WHAT YOU WILL DO:
Show all lines holding "para".

════════════════

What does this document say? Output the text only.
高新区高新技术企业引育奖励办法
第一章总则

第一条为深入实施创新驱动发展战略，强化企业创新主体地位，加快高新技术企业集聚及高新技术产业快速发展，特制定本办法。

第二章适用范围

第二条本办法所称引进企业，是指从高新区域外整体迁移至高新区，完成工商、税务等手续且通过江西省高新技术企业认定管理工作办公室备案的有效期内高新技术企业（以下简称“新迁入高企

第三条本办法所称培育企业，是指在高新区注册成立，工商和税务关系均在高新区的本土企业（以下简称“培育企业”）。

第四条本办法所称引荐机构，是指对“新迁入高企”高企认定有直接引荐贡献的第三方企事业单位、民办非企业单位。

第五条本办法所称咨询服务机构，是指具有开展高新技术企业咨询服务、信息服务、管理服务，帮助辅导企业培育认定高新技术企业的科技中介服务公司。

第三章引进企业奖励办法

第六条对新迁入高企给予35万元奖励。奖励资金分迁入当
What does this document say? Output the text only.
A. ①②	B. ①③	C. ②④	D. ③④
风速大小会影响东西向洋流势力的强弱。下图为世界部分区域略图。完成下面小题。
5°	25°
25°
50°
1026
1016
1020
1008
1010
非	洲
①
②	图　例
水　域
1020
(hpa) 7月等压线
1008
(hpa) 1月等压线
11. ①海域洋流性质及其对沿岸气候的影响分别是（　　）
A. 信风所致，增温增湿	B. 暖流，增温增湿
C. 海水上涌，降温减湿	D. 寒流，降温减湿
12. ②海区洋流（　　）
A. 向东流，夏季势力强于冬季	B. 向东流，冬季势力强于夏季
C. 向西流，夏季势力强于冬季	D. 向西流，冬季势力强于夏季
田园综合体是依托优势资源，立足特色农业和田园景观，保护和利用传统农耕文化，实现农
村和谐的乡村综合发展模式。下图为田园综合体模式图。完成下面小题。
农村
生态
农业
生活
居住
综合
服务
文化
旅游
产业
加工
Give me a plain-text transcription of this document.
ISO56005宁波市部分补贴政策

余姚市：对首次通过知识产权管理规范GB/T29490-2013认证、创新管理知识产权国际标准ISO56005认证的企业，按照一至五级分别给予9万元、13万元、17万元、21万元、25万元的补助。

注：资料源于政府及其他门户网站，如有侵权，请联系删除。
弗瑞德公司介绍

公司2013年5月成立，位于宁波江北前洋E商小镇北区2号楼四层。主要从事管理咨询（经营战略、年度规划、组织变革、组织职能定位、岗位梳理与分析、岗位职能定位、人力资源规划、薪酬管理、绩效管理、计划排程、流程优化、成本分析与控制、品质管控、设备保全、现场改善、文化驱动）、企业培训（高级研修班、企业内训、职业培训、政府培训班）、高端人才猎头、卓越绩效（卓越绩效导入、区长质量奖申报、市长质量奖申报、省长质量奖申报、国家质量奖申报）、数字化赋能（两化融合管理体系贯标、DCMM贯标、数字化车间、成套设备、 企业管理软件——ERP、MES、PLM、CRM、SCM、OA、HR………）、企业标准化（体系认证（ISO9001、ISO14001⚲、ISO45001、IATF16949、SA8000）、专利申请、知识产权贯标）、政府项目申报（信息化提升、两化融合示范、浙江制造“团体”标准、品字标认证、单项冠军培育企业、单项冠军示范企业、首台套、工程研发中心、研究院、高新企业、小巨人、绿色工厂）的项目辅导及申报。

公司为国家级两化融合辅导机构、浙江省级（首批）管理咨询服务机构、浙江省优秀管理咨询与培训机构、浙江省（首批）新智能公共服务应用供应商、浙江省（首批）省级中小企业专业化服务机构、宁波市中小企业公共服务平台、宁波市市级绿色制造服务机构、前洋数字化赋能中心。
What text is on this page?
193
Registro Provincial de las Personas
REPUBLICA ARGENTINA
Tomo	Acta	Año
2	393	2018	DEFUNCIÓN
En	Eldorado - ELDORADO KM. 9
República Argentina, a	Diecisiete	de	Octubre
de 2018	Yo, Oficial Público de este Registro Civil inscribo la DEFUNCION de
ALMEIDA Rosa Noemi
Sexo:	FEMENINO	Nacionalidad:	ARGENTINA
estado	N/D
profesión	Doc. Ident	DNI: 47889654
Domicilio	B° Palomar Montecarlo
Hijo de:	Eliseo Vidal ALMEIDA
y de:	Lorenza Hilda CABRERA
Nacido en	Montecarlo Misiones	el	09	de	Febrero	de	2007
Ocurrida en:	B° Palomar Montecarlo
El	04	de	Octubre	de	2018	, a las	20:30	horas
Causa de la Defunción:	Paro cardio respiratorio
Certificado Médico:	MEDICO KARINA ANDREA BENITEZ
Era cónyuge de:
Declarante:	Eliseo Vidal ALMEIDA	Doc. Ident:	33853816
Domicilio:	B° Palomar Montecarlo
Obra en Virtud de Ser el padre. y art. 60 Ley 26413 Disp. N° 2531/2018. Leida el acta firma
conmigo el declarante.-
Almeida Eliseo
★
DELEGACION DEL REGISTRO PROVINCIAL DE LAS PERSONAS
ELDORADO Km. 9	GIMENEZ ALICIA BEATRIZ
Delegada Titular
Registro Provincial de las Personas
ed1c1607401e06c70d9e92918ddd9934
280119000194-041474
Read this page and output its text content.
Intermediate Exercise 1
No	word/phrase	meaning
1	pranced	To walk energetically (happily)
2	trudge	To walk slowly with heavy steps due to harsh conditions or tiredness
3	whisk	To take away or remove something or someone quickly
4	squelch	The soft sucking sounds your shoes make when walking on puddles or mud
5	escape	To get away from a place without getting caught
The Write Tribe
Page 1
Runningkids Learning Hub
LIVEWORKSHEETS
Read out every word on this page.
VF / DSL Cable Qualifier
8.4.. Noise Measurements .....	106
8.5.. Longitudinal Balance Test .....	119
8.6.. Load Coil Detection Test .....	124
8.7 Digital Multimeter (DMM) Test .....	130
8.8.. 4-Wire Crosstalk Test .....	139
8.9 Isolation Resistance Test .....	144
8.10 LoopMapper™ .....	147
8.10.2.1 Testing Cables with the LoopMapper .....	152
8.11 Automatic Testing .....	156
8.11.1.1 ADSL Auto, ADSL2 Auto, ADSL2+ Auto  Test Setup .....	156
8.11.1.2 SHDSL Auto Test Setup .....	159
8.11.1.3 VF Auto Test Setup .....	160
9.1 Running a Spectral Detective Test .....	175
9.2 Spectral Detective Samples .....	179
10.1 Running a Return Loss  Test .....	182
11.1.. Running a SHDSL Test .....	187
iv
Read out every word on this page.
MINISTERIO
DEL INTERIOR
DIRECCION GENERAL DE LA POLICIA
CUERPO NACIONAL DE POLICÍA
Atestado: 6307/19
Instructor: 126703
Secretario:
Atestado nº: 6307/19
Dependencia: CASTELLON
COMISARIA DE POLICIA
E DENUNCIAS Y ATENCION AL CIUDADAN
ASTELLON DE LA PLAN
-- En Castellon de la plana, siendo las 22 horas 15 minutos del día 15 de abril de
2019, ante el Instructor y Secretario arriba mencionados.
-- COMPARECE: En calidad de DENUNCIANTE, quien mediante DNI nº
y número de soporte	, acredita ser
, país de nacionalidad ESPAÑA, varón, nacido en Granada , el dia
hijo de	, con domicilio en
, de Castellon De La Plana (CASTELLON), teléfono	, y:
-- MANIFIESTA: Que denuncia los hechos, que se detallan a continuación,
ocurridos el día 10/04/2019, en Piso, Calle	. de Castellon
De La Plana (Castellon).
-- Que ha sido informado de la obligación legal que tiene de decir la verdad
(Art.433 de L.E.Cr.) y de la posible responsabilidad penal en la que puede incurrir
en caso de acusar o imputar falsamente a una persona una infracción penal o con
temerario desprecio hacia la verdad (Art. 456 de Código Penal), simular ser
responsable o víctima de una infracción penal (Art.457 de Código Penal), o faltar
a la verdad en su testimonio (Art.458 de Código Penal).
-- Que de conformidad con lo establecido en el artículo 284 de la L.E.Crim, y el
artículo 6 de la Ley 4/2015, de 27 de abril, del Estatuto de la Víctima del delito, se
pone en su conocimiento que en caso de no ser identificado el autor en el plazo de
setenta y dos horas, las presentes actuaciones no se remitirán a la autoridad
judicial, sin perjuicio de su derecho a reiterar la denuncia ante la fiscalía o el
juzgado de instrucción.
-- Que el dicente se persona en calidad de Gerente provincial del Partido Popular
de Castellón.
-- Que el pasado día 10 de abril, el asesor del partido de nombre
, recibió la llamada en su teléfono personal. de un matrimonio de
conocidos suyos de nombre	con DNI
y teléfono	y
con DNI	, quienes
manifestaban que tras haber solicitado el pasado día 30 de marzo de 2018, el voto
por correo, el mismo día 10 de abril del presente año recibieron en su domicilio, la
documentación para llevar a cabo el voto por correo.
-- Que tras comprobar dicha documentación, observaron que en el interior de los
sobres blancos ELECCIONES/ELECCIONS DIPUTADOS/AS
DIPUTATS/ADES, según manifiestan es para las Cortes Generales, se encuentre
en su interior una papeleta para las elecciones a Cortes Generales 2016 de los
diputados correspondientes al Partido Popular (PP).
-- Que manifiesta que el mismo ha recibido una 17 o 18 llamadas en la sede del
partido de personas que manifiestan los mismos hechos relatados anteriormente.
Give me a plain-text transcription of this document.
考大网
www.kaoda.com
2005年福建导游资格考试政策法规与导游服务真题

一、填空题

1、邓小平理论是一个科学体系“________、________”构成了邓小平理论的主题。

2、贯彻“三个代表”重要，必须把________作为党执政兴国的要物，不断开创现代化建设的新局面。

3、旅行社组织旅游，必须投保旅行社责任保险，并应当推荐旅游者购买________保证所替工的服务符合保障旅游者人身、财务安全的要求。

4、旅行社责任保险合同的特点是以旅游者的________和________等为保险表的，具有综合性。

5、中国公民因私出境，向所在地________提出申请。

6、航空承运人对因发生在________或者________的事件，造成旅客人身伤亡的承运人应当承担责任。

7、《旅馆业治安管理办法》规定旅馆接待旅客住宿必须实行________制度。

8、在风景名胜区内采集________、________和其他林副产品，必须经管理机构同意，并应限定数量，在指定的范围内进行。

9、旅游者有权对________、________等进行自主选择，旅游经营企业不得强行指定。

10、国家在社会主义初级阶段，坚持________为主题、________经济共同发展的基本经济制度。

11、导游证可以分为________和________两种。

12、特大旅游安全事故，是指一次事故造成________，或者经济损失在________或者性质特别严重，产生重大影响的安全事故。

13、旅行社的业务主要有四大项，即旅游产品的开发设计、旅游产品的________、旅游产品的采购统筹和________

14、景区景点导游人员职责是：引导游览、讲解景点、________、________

════════════════

RESPONSE:
documentación para llevar a cabo el voto por correo.
DIPUTATS/ADES, según manifiestan es para las Cortes Generales, se encuentre
en su interior una papeleta para las elecciones a Cortes Generales 2016 de los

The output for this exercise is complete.